> What this task involves: Exclude any images and output the remaining records exactly.

> Dataset content:
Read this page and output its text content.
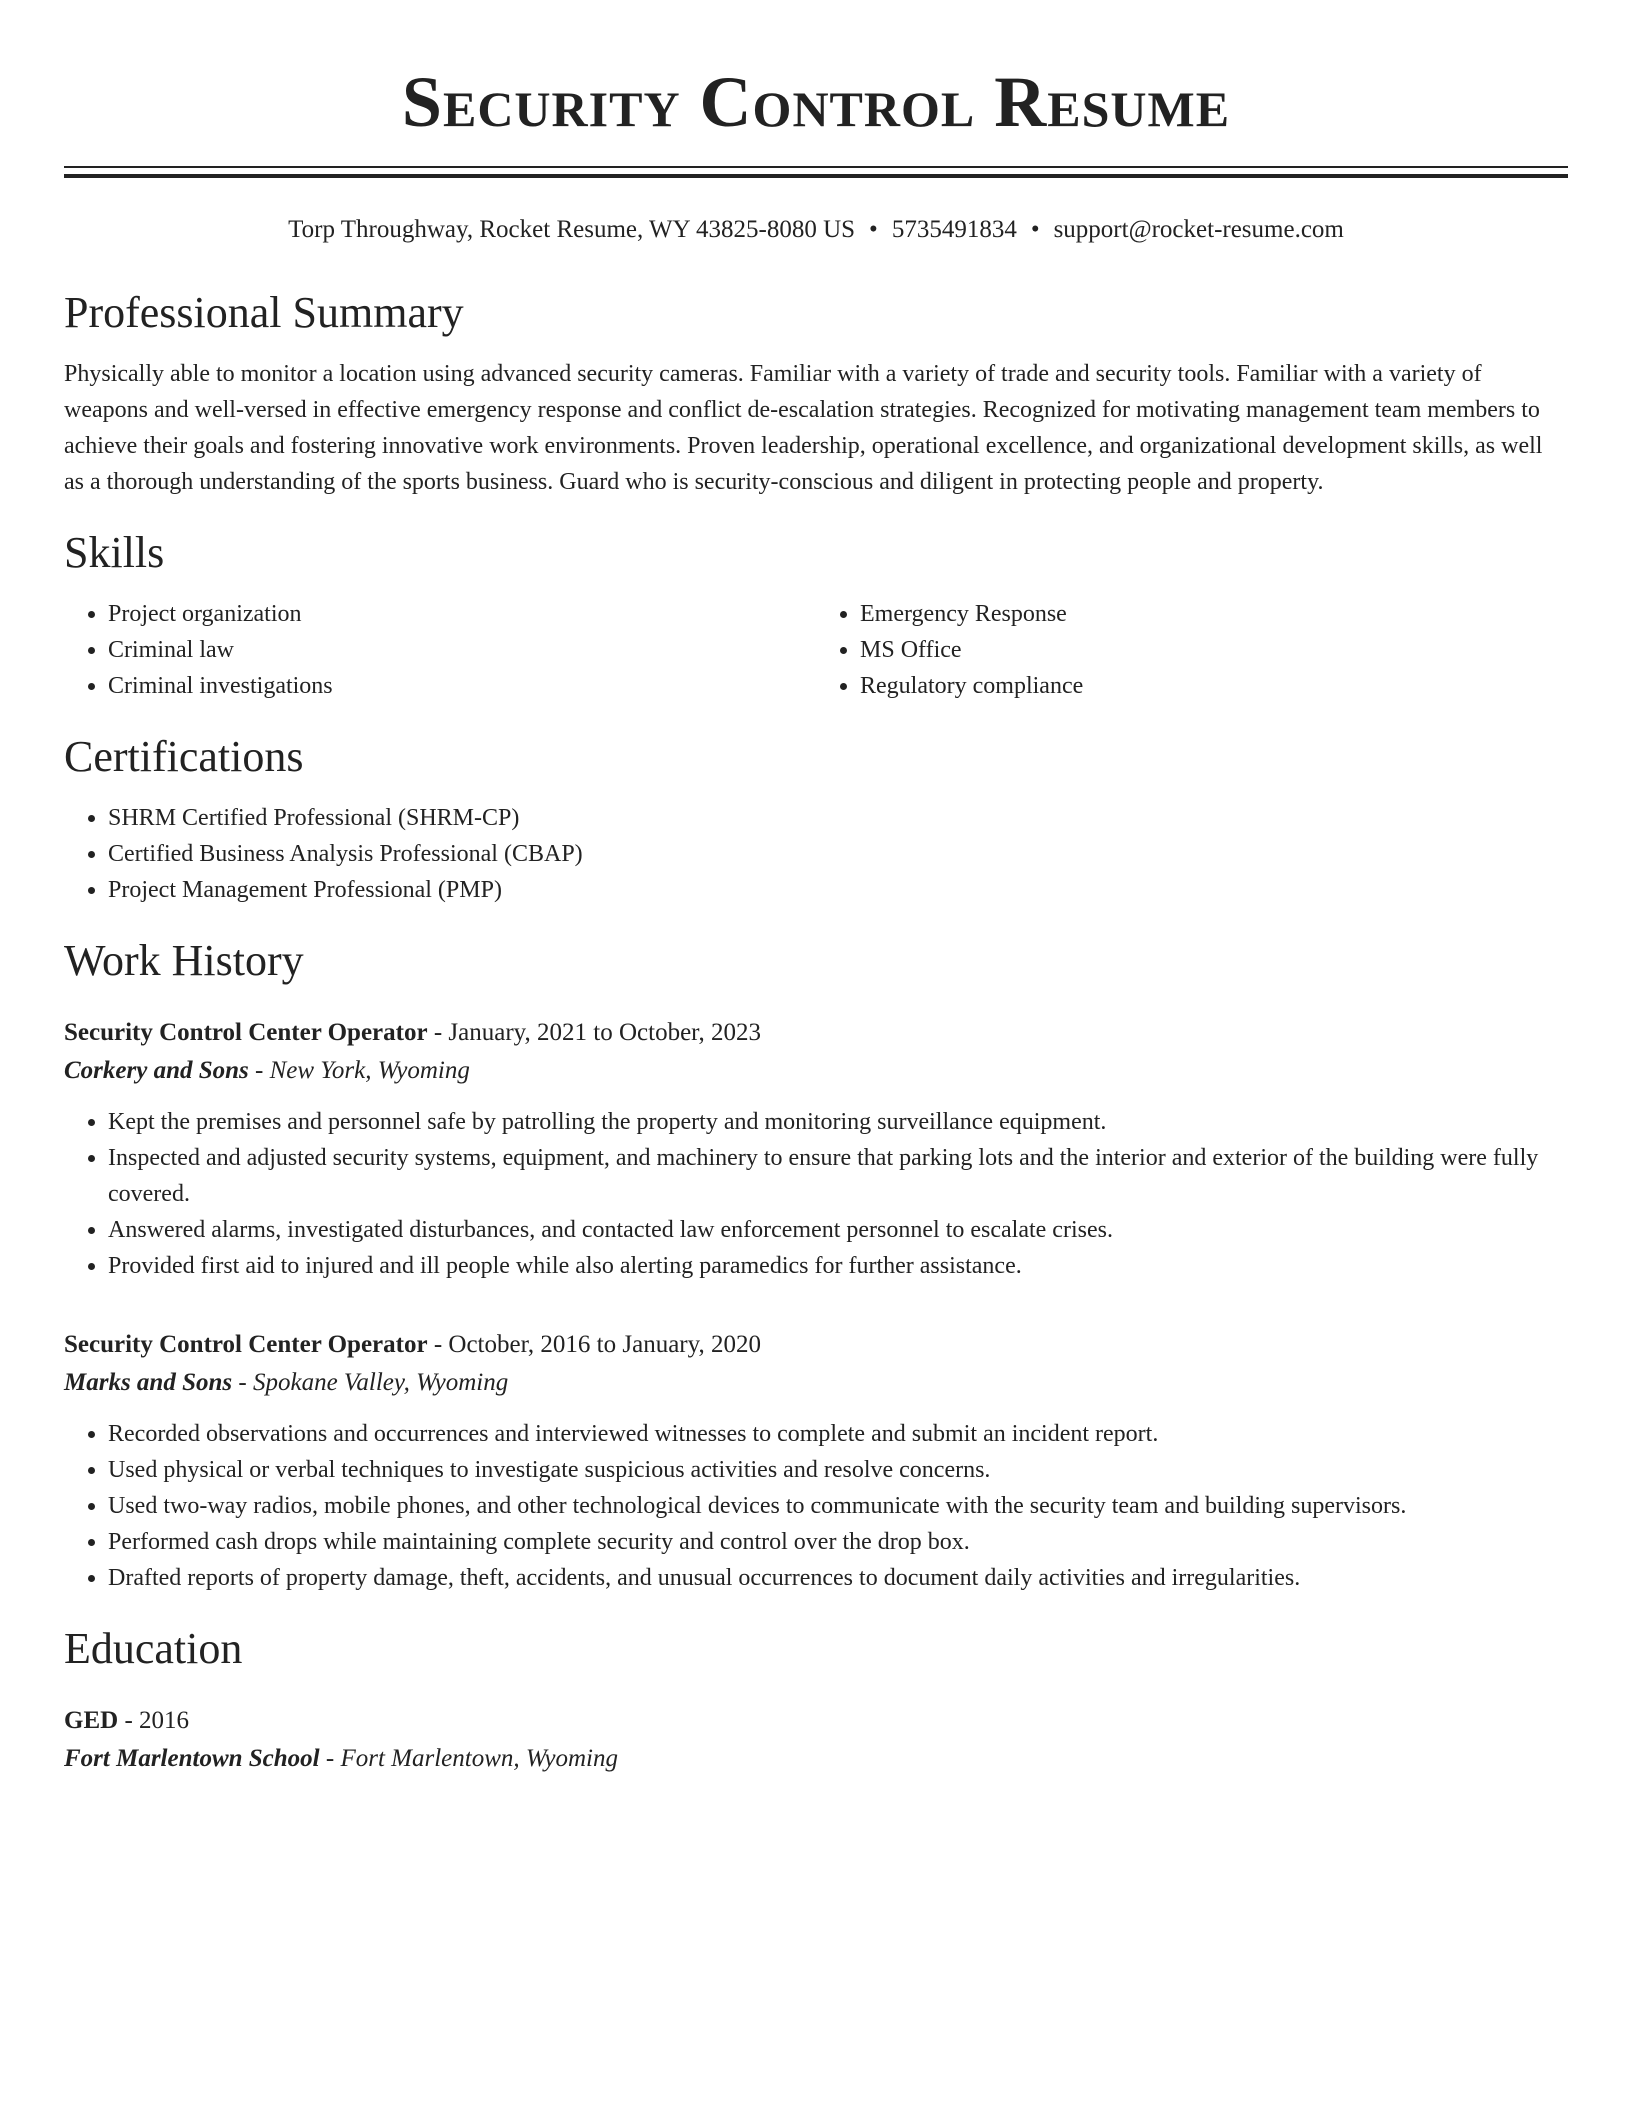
Security Control Resume
Torp Throughway, Rocket Resume, WY 43825-8080 US • 5735491834 • support@rocket-resume.com
Professional Summary

Physically able to monitor a location using advanced security cameras. Familiar with a variety of trade and security tools. Familiar with a variety of weapons and well-versed in effective emergency response and conflict de-escalation strategies. Recognized for motivating management team members to achieve their goals and fostering innovative work environments. Proven leadership, operational excellence, and organizational development skills, as well as a thorough understanding of the sports business. Guard who is security-conscious and diligent in protecting people and property.

Skills
• Project organization
• Criminal law
• Criminal investigations
• Emergency Response
• MS Office
• Regulatory compliance
Certifications
• SHRM Certified Professional (SHRM-CP)
• Certified Business Analysis Professional (CBAP)
• Project Management Professional (PMP)
Work History
Security Control Center Operator - January, 2021 to October, 2023
Corkery and Sons - New York, Wyoming
• Kept the premises and personnel safe by patrolling the property and monitoring surveillance equipment.
• Inspected and adjusted security systems, equipment, and machinery to ensure that parking lots and the interior and exterior of the building were fully covered.
• Answered alarms, investigated disturbances, and contacted law enforcement personnel to escalate crises.
• Provided first aid to injured and ill people while also alerting paramedics for further assistance.
Security Control Center Operator - October, 2016 to January, 2020
Marks and Sons - Spokane Valley, Wyoming
• Recorded observations and occurrences and interviewed witnesses to complete and submit an incident report.
• Used physical or verbal techniques to investigate suspicious activities and resolve concerns.
• Used two-way radios, mobile phones, and other technological devices to communicate with the security team and building supervisors.
• Performed cash drops while maintaining complete security and control over the drop box.
• Drafted reports of property damage, theft, accidents, and unusual occurrences to document daily activities and irregularities.
Education
GED - 2016
Fort Marlentown School - Fort Marlentown, Wyoming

> Response:
Read this page and output its text content.
Security Control Resume
Torp Throughway, Rocket Resume, WY 43825-8080 US • 5735491834 • support@rocket-resume.com
Professional Summary

Physically able to monitor a location using advanced security cameras. Familiar with a variety of trade and security tools. Familiar with a variety of weapons and well-versed in effective emergency response and conflict de-escalation strategies. Recognized for motivating management team members to achieve their goals and fostering innovative work environments. Proven leadership, operational excellence, and organizational development skills, as well as a thorough understanding of the sports business. Guard who is security-conscious and diligent in protecting people and property.

Skills
• Project organization
• Criminal law
• Criminal investigations
• Emergency Response
• MS Office
• Regulatory compliance
Certifications
• SHRM Certified Professional (SHRM-CP)
• Certified Business Analysis Professional (CBAP)
• Project Management Professional (PMP)
Work History
Security Control Center Operator - January, 2021 to October, 2023
Corkery and Sons - New York, Wyoming
• Kept the premises and personnel safe by patrolling the property and monitoring surveillance equipment.
• Inspected and adjusted security systems, equipment, and machinery to ensure that parking lots and the interior and exterior of the building were fully covered.
• Answered alarms, investigated disturbances, and contacted law enforcement personnel to escalate crises.
• Provided first aid to injured and ill people while also alerting paramedics for further assistance.
Security Control Center Operator - October, 2016 to January, 2020
Marks and Sons - Spokane Valley, Wyoming
• Recorded observations and occurrences and interviewed witnesses to complete and submit an incident report.
• Used physical or verbal techniques to investigate suspicious activities and resolve concerns.
• Used two-way radios, mobile phones, and other technological devices to communicate with the security team and building supervisors.
• Performed cash drops while maintaining complete security and control over the drop box.
• Drafted reports of property damage, theft, accidents, and unusual occurrences to document daily activities and irregularities.
Education
GED - 2016
Fort Marlentown School - Fort Marlentown, Wyoming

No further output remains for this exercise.